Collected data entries
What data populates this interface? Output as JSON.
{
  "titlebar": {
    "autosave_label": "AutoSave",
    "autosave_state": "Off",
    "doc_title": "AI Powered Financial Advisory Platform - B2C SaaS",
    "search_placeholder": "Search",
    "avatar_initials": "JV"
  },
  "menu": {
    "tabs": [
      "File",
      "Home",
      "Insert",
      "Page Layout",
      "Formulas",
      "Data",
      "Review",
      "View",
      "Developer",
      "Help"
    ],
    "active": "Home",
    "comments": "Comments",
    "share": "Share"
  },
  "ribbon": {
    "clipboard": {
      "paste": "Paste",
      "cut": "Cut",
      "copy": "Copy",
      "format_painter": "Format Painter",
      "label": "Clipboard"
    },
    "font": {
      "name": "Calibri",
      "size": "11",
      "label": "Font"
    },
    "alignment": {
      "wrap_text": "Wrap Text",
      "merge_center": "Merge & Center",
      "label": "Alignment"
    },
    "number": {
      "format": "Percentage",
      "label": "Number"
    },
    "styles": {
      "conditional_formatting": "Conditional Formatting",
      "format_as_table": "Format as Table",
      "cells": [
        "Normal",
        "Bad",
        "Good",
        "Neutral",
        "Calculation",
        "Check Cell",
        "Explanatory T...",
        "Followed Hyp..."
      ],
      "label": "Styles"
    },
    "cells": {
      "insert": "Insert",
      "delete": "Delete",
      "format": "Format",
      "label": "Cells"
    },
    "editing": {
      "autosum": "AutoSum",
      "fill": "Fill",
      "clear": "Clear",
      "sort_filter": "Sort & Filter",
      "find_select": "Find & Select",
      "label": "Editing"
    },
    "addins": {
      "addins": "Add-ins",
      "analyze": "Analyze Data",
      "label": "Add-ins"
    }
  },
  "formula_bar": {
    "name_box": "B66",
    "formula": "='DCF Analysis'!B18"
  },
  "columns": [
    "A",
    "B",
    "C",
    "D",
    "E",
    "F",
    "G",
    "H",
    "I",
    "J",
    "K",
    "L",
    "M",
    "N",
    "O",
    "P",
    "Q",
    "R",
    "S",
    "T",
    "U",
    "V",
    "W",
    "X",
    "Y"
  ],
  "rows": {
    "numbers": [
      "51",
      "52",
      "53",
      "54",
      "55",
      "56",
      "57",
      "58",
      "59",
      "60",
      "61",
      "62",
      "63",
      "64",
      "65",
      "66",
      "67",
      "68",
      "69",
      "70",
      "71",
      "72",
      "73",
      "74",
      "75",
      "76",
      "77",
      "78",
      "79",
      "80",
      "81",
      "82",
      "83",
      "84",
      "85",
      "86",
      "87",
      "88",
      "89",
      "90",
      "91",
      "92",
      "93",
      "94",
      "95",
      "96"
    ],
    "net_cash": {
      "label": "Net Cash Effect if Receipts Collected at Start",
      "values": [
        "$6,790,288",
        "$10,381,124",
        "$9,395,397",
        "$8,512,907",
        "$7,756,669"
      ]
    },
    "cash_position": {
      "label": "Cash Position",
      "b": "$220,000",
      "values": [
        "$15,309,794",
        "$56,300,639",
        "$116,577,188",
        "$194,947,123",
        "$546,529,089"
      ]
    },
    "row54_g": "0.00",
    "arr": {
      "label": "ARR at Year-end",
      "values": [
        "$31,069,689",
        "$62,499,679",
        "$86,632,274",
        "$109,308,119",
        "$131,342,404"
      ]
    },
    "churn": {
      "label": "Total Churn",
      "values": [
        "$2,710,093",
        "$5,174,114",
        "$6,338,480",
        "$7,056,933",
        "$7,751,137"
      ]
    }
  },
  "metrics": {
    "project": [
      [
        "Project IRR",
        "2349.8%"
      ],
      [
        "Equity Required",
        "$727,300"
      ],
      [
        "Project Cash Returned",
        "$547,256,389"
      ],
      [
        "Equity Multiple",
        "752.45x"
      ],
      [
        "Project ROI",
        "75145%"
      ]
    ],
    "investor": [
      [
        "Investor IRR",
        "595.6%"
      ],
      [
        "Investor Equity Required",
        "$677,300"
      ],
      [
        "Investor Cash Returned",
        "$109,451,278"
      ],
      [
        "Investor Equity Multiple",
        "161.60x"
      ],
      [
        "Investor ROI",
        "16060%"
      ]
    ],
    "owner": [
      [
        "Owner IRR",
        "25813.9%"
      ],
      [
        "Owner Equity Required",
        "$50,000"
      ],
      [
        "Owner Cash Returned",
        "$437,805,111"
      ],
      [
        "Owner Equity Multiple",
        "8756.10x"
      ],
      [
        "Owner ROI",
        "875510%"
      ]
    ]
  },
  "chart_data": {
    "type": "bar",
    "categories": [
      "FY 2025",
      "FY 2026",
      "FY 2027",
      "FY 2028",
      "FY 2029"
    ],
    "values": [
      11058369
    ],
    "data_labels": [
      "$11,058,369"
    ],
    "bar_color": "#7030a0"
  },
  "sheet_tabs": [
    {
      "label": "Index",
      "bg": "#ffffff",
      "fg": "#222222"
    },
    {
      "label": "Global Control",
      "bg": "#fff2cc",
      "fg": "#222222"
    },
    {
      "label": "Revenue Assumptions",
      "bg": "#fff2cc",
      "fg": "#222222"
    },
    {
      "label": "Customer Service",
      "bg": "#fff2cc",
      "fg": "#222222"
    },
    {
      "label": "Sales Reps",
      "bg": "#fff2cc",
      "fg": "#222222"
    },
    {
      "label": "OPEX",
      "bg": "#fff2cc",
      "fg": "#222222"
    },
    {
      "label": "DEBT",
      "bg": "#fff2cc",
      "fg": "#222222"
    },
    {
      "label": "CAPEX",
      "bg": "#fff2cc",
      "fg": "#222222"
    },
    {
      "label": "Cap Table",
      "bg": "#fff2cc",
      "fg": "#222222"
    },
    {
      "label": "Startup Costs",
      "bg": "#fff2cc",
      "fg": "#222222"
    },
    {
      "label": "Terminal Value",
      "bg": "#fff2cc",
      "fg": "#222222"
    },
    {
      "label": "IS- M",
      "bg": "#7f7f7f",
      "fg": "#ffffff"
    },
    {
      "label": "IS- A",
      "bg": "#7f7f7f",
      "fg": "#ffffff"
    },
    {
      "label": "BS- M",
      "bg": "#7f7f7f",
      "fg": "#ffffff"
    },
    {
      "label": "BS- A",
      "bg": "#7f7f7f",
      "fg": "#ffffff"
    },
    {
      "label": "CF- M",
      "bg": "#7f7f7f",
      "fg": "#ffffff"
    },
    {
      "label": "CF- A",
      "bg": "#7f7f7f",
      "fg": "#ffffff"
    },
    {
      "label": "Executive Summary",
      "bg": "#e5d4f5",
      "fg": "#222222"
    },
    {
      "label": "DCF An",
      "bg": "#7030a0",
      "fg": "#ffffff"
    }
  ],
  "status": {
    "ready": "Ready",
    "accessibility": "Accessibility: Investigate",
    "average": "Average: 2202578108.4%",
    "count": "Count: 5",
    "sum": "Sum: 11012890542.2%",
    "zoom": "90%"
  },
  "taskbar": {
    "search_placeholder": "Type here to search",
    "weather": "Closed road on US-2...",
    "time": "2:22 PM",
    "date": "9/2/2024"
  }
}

• Instructions for the task
Only the number is needed here: how many lines of the records contain "Multiple"?

• Completed task
3